Start of Supplied material

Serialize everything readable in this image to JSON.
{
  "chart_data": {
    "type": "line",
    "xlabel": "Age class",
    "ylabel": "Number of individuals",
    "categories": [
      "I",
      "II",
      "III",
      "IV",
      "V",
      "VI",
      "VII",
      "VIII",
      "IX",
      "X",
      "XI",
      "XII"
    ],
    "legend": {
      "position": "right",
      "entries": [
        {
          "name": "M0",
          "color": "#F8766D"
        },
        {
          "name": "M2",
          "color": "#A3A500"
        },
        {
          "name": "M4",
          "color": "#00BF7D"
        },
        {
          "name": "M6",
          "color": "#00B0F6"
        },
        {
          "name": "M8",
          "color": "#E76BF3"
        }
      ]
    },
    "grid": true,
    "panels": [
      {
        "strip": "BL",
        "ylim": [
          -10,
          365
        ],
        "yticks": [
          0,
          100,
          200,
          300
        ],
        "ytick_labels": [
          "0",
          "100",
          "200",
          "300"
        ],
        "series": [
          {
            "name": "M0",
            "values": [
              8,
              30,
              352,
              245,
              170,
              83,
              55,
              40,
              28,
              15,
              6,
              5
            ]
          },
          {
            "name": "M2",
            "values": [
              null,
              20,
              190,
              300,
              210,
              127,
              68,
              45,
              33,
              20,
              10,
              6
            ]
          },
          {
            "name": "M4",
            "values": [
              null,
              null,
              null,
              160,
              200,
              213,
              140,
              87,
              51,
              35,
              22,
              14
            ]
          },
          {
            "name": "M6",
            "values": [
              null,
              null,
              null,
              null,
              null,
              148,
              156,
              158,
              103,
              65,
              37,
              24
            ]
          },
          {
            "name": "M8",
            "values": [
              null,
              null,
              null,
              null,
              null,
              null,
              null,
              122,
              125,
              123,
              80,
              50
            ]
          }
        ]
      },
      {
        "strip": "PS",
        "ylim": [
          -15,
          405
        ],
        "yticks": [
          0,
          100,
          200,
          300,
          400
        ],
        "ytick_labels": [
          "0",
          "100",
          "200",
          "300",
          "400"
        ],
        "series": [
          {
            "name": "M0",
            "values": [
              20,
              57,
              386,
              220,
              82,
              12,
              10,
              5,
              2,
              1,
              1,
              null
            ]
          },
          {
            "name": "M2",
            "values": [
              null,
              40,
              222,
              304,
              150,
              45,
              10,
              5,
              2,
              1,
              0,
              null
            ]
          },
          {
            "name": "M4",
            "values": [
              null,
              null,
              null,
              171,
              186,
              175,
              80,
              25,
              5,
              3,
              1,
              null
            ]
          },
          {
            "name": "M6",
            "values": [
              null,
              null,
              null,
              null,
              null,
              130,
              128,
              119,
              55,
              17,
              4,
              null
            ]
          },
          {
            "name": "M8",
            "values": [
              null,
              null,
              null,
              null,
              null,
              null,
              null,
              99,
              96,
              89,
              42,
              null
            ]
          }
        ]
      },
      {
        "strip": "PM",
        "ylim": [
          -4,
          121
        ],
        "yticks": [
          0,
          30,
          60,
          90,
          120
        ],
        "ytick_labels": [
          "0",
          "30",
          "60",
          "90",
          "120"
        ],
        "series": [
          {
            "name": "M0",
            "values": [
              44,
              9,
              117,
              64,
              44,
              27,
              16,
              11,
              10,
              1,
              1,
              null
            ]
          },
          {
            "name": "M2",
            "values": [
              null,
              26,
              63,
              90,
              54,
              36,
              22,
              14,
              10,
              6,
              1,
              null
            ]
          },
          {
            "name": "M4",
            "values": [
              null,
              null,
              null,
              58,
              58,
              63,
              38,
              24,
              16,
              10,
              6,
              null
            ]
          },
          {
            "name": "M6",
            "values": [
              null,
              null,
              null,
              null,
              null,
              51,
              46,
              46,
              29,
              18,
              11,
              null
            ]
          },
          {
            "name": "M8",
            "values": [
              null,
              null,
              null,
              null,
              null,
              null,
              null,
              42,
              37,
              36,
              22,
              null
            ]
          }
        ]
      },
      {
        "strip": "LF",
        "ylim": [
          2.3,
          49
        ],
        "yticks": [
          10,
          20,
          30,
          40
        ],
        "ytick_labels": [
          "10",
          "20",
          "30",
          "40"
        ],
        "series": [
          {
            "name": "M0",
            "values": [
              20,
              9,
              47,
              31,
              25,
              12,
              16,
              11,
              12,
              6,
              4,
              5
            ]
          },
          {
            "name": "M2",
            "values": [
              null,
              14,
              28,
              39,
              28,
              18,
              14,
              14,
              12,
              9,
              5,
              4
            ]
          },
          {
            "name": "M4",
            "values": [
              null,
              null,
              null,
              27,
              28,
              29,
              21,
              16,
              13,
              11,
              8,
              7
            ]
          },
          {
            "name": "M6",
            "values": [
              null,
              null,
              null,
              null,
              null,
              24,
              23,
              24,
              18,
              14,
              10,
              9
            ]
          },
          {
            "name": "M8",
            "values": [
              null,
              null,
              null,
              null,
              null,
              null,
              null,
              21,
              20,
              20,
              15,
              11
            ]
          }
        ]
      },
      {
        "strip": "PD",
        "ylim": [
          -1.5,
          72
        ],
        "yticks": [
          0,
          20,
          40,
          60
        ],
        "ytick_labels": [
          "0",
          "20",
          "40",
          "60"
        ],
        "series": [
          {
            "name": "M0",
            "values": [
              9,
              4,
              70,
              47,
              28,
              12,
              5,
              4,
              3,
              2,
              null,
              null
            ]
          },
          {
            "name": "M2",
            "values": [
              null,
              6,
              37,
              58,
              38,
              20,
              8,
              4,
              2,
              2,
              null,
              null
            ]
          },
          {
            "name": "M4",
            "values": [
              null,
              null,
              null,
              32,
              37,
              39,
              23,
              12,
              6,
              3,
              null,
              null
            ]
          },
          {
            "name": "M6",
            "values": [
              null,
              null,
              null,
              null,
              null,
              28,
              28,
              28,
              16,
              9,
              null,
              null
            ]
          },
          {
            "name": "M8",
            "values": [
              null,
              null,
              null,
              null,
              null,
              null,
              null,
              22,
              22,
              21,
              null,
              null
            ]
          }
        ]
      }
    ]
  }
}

End of Supplied material

== Aim of the exercise ==
Write down all the entries again without a single difference.

== The result ==
Serialize everything readable in this image to JSON.
{
  "chart_data": {
    "type": "line",
    "xlabel": "Age class",
    "ylabel": "Number of individuals",
    "categories": [
      "I",
      "II",
      "III",
      "IV",
      "V",
      "VI",
      "VII",
      "VIII",
      "IX",
      "X",
      "XI",
      "XII"
    ],
    "legend": {
      "position": "right",
      "entries": [
        {
          "name": "M0",
          "color": "#F8766D"
        },
        {
          "name": "M2",
          "color": "#A3A500"
        },
        {
          "name": "M4",
          "color": "#00BF7D"
        },
        {
          "name": "M6",
          "color": "#00B0F6"
        },
        {
          "name": "M8",
          "color": "#E76BF3"
        }
      ]
    },
    "grid": true,
    "panels": [
      {
        "strip": "BL",
        "ylim": [
          -10,
          365
        ],
        "yticks": [
          0,
          100,
          200,
          300
        ],
        "ytick_labels": [
          "0",
          "100",
          "200",
          "300"
        ],
        "series": [
          {
            "name": "M0",
            "values": [
              8,
              30,
              352,
              245,
              170,
              83,
              55,
              40,
              28,
              15,
              6,
              5
            ]
          },
          {
            "name": "M2",
            "values": [
              null,
              20,
              190,
              300,
              210,
              127,
              68,
              45,
              33,
              20,
              10,
              6
            ]
          },
          {
            "name": "M4",
            "values": [
              null,
              null,
              null,
              160,
              200,
              213,
              140,
              87,
              51,
              35,
              22,
              14
            ]
          },
          {
            "name": "M6",
            "values": [
              null,
              null,
              null,
              null,
              null,
              148,
              156,
              158,
              103,
              65,
              37,
              24
            ]
          },
          {
            "name": "M8",
            "values": [
              null,
              null,
              null,
              null,
              null,
              null,
              null,
              122,
              125,
              123,
              80,
              50
            ]
          }
        ]
      },
      {
        "strip": "PS",
        "ylim": [
          -15,
          405
        ],
        "yticks": [
          0,
          100,
          200,
          300,
          400
        ],
        "ytick_labels": [
          "0",
          "100",
          "200",
          "300",
          "400"
        ],
        "series": [
          {
            "name": "M0",
            "values": [
              20,
              57,
              386,
              220,
              82,
              12,
              10,
              5,
              2,
              1,
              1,
              null
            ]
          },
          {
            "name": "M2",
            "values": [
              null,
              40,
              222,
              304,
              150,
              45,
              10,
              5,
              2,
              1,
              0,
              null
            ]
          },
          {
            "name": "M4",
            "values": [
              null,
              null,
              null,
              171,
              186,
              175,
              80,
              25,
              5,
              3,
              1,
              null
            ]
          },
          {
            "name": "M6",
            "values": [
              null,
              null,
              null,
              null,
              null,
              130,
              128,
              119,
              55,
              17,
              4,
              null
            ]
          },
          {
            "name": "M8",
            "values": [
              null,
              null,
              null,
              null,
              null,
              null,
              null,
              99,
              96,
              89,
              42,
              null
            ]
          }
        ]
      },
      {
        "strip": "PM",
        "ylim": [
          -4,
          121
        ],
        "yticks": [
          0,
          30,
          60,
          90,
          120
        ],
        "ytick_labels": [
          "0",
          "30",
          "60",
          "90",
          "120"
        ],
        "series": [
          {
            "name": "M0",
            "values": [
              44,
              9,
              117,
              64,
              44,
              27,
              16,
              11,
              10,
              1,
              1,
              null
            ]
          },
          {
            "name": "M2",
            "values": [
              null,
              26,
              63,
              90,
              54,
              36,
              22,
              14,
              10,
              6,
              1,
              null
            ]
          },
          {
            "name": "M4",
            "values": [
              null,
              null,
              null,
              58,
              58,
              63,
              38,
              24,
              16,
              10,
              6,
              null
            ]
          },
          {
            "name": "M6",
            "values": [
              null,
              null,
              null,
              null,
              null,
              51,
              46,
              46,
              29,
              18,
              11,
              null
            ]
          },
          {
            "name": "M8",
            "values": [
              null,
              null,
              null,
              null,
              null,
              null,
              null,
              42,
              37,
              36,
              22,
              null
            ]
          }
        ]
      },
      {
        "strip": "LF",
        "ylim": [
          2.3,
          49
        ],
        "yticks": [
          10,
          20,
          30,
          40
        ],
        "ytick_labels": [
          "10",
          "20",
          "30",
          "40"
        ],
        "series": [
          {
            "name": "M0",
            "values": [
              20,
              9,
              47,
              31,
              25,
              12,
              16,
              11,
              12,
              6,
              4,
              5
            ]
          },
          {
            "name": "M2",
            "values": [
              null,
              14,
              28,
              39,
              28,
              18,
              14,
              14,
              12,
              9,
              5,
              4
            ]
          },
          {
            "name": "M4",
            "values": [
              null,
              null,
              null,
              27,
              28,
              29,
              21,
              16,
              13,
              11,
              8,
              7
            ]
          },
          {
            "name": "M6",
            "values": [
              null,
              null,
              null,
              null,
              null,
              24,
              23,
              24,
              18,
              14,
              10,
              9
            ]
          },
          {
            "name": "M8",
            "values": [
              null,
              null,
              null,
              null,
              null,
              null,
              null,
              21,
              20,
              20,
              15,
              11
            ]
          }
        ]
      },
      {
        "strip": "PD",
        "ylim": [
          -1.5,
          72
        ],
        "yticks": [
          0,
          20,
          40,
          60
        ],
        "ytick_labels": [
          "0",
          "20",
          "40",
          "60"
        ],
        "series": [
          {
            "name": "M0",
            "values": [
              9,
              4,
              70,
              47,
              28,
              12,
              5,
              4,
              3,
              2,
              null,
              null
            ]
          },
          {
            "name": "M2",
            "values": [
              null,
              6,
              37,
              58,
              38,
              20,
              8,
              4,
              2,
              2,
              null,
              null
            ]
          },
          {
            "name": "M4",
            "values": [
              null,
              null,
              null,
              32,
              37,
              39,
              23,
              12,
              6,
              3,
              null,
              null
            ]
          },
          {
            "name": "M6",
            "values": [
              null,
              null,
              null,
              null,
              null,
              28,
              28,
              28,
              16,
              9,
              null,
              null
            ]
          },
          {
            "name": "M8",
            "values": [
              null,
              null,
              null,
              null,
              null,
              null,
              null,
              22,
              22,
              21,
              null,
              null
            ]
          }
        ]
      }
    ]
  }
}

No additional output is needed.